- **TO DO**
Keep every line where the word "BLACK" appears; drop the rest.

- **SUPPLIED MATERIAL**
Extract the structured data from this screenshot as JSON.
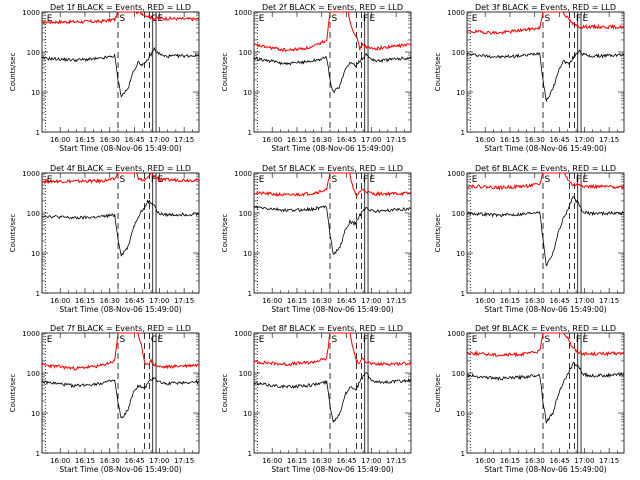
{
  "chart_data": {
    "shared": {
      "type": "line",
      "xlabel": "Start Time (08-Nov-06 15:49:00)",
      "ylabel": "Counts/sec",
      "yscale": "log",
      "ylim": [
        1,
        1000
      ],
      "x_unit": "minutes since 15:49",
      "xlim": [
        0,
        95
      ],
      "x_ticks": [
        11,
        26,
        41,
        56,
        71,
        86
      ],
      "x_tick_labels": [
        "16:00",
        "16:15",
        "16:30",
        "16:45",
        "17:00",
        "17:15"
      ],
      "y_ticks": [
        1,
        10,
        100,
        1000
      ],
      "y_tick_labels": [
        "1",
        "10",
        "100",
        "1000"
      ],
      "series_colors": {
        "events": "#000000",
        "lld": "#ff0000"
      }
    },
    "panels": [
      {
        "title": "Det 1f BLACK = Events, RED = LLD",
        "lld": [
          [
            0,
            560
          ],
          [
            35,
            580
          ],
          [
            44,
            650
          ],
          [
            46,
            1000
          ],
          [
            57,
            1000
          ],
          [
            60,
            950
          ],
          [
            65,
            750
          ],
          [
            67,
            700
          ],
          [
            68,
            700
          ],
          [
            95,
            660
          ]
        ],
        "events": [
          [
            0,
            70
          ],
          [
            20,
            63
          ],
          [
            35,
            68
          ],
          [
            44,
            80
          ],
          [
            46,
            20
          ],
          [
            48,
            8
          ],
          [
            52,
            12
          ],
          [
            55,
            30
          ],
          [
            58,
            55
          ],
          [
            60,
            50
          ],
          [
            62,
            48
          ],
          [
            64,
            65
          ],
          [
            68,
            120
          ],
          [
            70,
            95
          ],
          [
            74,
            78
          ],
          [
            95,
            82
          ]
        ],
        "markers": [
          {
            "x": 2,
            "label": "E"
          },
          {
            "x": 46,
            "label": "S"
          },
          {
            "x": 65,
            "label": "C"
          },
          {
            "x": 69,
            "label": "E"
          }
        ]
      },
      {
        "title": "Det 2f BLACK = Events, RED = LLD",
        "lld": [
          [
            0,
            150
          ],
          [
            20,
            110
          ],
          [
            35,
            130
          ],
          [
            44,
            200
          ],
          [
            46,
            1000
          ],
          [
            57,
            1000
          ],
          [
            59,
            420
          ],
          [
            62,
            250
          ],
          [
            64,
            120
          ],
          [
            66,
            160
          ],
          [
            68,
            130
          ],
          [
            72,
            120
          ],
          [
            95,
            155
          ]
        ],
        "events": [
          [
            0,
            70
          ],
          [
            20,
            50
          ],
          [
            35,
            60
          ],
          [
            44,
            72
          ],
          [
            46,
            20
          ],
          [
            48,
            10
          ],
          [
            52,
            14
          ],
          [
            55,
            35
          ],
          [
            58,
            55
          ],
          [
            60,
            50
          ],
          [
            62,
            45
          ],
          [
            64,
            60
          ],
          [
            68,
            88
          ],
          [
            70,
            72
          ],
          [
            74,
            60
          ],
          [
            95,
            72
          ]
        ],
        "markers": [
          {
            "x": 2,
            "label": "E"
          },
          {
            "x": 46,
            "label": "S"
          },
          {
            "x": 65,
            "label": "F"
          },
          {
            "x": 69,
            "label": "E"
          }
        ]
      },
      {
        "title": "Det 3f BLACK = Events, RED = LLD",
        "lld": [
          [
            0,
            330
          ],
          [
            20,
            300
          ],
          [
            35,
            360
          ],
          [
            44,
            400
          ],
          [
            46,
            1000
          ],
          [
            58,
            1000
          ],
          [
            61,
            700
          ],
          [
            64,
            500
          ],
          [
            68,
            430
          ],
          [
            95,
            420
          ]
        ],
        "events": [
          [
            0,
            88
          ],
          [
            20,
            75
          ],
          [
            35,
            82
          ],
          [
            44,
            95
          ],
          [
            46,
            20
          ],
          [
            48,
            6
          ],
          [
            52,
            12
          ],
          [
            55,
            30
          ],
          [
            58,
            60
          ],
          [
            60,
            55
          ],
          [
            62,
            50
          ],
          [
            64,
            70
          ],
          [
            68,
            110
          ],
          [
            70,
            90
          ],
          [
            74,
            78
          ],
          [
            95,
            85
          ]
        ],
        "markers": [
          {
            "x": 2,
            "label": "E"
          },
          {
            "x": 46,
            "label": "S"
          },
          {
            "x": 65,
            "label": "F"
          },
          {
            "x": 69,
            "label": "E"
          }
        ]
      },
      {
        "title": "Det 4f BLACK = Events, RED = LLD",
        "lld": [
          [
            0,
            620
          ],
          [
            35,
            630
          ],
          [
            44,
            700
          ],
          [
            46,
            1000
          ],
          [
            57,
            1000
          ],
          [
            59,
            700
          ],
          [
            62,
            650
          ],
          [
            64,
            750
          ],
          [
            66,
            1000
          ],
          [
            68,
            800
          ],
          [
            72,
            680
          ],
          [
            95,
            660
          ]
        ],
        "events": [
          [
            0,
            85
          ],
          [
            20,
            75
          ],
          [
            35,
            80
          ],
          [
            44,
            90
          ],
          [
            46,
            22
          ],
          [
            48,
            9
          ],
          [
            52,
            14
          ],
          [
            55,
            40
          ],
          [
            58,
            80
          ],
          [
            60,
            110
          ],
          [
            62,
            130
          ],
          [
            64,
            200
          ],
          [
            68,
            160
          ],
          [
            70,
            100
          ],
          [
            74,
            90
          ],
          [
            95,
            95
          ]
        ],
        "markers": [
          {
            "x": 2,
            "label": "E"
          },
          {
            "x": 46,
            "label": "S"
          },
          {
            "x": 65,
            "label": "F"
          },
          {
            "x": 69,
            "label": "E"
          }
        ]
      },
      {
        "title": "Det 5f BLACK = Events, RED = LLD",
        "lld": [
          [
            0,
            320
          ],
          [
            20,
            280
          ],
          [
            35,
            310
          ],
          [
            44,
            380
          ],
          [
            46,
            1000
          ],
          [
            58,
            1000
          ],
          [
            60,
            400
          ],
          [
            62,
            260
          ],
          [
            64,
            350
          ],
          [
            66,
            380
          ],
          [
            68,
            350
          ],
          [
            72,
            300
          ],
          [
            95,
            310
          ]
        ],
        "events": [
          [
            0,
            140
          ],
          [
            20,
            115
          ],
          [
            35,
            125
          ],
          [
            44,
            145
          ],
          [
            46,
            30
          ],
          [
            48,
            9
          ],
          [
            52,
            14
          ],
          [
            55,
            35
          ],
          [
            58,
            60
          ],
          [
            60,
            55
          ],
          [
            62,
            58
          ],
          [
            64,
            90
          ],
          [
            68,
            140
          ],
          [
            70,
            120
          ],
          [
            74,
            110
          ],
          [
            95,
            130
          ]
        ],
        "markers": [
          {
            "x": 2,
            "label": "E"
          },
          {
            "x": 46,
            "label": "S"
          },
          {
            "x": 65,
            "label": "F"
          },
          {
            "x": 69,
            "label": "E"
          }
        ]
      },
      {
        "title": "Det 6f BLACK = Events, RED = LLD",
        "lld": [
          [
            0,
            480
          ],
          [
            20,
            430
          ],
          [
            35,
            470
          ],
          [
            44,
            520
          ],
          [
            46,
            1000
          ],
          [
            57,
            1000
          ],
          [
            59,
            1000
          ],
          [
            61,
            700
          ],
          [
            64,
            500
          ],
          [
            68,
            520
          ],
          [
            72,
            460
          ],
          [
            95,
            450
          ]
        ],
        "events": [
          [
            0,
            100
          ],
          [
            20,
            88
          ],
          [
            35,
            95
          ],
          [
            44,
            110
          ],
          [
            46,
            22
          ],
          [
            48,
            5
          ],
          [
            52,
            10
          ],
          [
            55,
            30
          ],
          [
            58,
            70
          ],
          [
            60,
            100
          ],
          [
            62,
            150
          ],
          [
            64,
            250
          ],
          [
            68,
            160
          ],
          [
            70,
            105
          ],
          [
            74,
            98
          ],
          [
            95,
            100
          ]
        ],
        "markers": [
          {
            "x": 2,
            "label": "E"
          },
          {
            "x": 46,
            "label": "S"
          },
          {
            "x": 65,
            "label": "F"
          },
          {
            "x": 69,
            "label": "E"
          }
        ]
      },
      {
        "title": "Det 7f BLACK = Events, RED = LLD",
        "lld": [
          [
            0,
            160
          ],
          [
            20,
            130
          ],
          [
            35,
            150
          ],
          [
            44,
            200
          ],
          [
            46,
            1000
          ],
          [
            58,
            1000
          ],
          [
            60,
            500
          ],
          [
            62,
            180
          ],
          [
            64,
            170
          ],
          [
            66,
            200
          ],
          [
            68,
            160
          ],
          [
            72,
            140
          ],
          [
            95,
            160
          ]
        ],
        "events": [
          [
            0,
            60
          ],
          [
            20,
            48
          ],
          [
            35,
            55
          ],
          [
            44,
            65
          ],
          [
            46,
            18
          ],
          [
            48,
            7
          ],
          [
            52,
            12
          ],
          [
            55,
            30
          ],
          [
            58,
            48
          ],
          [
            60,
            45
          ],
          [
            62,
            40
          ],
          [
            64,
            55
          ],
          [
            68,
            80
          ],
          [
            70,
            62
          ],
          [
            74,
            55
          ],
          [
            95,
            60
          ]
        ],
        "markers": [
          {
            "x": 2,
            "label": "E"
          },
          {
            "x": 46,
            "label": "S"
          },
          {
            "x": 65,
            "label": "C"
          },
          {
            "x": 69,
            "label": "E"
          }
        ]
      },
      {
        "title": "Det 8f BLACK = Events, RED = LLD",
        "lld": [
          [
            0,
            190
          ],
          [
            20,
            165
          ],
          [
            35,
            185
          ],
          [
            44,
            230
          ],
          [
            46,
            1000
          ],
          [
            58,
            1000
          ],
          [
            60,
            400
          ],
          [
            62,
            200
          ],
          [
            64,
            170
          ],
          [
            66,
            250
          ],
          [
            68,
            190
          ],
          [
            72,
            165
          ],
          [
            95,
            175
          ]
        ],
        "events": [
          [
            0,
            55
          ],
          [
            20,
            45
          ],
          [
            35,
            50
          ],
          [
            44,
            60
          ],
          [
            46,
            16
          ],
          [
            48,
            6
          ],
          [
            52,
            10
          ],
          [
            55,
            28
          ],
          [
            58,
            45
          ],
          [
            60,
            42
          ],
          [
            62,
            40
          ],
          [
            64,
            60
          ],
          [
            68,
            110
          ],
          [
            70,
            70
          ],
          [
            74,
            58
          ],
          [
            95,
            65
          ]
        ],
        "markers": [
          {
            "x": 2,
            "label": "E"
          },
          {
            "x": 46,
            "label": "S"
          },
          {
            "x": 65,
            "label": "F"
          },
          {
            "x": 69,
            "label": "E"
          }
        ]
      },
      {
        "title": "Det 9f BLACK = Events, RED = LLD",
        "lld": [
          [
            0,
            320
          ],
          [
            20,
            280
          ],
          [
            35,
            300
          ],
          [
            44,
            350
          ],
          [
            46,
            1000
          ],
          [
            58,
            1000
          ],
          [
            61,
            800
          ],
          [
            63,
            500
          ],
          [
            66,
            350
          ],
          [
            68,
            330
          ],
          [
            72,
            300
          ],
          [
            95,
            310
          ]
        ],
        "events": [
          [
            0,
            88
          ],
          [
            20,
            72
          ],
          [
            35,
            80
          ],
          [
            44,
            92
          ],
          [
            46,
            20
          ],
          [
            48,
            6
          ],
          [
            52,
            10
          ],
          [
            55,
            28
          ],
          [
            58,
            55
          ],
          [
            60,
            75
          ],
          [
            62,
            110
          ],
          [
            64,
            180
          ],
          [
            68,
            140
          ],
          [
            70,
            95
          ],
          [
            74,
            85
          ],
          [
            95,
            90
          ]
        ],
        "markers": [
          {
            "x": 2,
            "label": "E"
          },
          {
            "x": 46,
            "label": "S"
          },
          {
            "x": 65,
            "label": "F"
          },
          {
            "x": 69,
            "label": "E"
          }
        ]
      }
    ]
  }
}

- **CORRECT RESULT**
        "title": "Det 1f BLACK = Events, RED = LLD",
        "title": "Det 2f BLACK = Events, RED = LLD",
        "title": "Det 3f BLACK = Events, RED = LLD",
        "title": "Det 4f BLACK = Events, RED = LLD",
        "title": "Det 5f BLACK = Events, RED = LLD",
        "title": "Det 6f BLACK = Events, RED = LLD",
        "title": "Det 7f BLACK = Events, RED = LLD",
        "title": "Det 8f BLACK = Events, RED = LLD",
        "title": "Det 9f BLACK = Events, RED = LLD",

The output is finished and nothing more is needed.